• [DATA SHOWN]:

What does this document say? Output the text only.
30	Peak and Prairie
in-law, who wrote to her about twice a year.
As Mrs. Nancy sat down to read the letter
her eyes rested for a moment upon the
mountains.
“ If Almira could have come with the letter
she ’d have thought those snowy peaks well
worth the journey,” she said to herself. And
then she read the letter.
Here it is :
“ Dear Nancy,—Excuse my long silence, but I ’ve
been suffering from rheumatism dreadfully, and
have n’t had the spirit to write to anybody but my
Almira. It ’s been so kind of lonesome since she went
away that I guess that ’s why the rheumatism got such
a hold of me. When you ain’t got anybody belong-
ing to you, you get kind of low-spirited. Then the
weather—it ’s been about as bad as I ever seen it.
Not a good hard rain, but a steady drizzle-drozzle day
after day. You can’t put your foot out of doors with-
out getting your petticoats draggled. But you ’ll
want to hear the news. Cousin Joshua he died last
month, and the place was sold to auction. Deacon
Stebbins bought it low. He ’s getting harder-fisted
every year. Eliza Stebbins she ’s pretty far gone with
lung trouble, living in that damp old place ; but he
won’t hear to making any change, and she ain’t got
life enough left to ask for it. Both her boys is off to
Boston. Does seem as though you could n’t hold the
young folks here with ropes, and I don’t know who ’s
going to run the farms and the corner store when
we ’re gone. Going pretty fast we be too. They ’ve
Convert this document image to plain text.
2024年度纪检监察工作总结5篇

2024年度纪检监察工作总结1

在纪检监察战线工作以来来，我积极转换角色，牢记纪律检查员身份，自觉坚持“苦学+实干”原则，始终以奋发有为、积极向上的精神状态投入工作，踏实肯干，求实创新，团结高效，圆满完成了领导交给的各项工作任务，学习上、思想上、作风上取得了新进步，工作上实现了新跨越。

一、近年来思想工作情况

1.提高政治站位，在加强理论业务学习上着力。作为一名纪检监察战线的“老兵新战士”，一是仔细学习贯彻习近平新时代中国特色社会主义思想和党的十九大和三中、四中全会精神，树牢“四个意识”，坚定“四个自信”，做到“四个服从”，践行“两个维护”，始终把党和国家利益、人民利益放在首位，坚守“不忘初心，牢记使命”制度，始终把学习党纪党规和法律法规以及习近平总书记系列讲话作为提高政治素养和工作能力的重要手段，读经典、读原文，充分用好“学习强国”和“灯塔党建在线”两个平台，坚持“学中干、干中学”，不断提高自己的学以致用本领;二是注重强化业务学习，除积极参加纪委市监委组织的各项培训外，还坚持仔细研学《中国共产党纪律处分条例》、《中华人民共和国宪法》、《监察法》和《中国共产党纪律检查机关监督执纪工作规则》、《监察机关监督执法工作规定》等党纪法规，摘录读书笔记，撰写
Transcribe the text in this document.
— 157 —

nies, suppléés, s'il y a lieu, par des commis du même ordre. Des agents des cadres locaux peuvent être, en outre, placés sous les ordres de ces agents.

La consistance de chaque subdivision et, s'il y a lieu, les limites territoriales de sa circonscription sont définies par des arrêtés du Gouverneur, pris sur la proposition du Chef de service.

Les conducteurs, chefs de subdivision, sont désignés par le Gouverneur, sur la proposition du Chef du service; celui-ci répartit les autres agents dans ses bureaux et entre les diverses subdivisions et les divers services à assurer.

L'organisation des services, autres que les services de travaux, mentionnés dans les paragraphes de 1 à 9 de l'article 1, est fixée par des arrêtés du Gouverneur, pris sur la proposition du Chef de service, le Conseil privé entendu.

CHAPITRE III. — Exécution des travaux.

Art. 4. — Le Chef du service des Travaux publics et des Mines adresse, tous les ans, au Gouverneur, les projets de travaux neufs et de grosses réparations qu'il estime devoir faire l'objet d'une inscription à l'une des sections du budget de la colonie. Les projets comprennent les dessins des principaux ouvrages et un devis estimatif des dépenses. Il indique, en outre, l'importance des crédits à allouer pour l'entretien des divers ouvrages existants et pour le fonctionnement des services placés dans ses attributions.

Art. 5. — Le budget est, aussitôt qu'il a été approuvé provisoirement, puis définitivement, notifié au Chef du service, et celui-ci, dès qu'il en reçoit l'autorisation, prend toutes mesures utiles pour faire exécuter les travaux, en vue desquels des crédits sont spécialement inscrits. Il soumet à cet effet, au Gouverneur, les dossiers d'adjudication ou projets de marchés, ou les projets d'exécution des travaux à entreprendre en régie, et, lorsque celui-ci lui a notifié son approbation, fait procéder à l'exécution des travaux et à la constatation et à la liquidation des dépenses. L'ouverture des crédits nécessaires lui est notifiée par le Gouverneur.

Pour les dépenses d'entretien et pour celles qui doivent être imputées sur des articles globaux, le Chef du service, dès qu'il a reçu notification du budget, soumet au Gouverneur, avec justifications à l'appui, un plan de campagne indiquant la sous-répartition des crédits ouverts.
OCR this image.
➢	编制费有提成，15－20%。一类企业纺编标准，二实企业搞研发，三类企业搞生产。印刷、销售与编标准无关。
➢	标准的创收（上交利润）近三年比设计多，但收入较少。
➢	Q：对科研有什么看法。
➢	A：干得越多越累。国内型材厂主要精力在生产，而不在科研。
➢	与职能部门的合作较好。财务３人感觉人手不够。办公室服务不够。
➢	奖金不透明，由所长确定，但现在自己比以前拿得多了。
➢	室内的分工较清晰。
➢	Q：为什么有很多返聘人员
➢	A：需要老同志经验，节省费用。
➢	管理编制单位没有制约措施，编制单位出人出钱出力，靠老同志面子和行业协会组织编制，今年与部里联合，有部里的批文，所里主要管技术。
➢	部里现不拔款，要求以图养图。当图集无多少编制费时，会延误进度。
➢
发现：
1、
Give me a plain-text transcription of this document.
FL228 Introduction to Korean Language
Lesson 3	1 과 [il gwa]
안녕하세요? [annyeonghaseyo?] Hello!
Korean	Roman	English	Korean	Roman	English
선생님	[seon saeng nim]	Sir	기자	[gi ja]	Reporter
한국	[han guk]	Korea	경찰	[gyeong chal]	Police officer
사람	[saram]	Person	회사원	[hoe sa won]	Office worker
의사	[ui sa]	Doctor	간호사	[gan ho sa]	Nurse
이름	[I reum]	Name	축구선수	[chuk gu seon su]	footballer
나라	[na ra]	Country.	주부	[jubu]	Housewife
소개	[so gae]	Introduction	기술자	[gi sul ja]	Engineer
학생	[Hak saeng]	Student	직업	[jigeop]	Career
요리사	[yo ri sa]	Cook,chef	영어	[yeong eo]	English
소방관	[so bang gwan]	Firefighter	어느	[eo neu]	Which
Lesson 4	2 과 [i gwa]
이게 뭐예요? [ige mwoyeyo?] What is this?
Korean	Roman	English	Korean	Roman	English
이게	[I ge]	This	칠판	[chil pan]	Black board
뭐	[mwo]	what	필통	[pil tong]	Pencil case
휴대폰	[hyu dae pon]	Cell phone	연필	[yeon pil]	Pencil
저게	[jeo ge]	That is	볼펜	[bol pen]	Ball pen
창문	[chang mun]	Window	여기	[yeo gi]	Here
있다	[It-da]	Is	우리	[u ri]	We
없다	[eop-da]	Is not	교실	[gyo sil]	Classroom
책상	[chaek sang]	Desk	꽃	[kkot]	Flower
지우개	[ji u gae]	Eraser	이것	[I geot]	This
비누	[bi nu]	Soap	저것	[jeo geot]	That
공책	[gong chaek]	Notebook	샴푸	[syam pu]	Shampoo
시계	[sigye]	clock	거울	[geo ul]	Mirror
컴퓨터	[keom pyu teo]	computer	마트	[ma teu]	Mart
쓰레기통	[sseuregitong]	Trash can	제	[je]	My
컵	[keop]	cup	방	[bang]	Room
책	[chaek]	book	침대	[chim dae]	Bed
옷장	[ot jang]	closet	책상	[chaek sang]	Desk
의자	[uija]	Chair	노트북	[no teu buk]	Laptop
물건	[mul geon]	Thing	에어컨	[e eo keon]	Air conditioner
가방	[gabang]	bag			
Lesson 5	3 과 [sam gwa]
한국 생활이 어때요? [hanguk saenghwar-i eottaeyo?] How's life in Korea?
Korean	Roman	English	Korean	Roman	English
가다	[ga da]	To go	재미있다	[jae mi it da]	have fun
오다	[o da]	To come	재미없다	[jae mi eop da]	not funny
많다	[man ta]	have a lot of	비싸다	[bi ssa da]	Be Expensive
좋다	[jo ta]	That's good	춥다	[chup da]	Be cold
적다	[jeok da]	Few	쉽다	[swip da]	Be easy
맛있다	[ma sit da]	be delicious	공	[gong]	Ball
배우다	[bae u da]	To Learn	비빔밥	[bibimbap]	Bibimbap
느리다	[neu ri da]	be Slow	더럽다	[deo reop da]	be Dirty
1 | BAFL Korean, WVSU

• [AIM OF THE TASK]: Filter for "kind". Return all lines that hold it.

• [COMPLETED TASK]:
Almira. It ’s been so kind of lonesome since she went
ing to you, you get kind of low-spirited. Then the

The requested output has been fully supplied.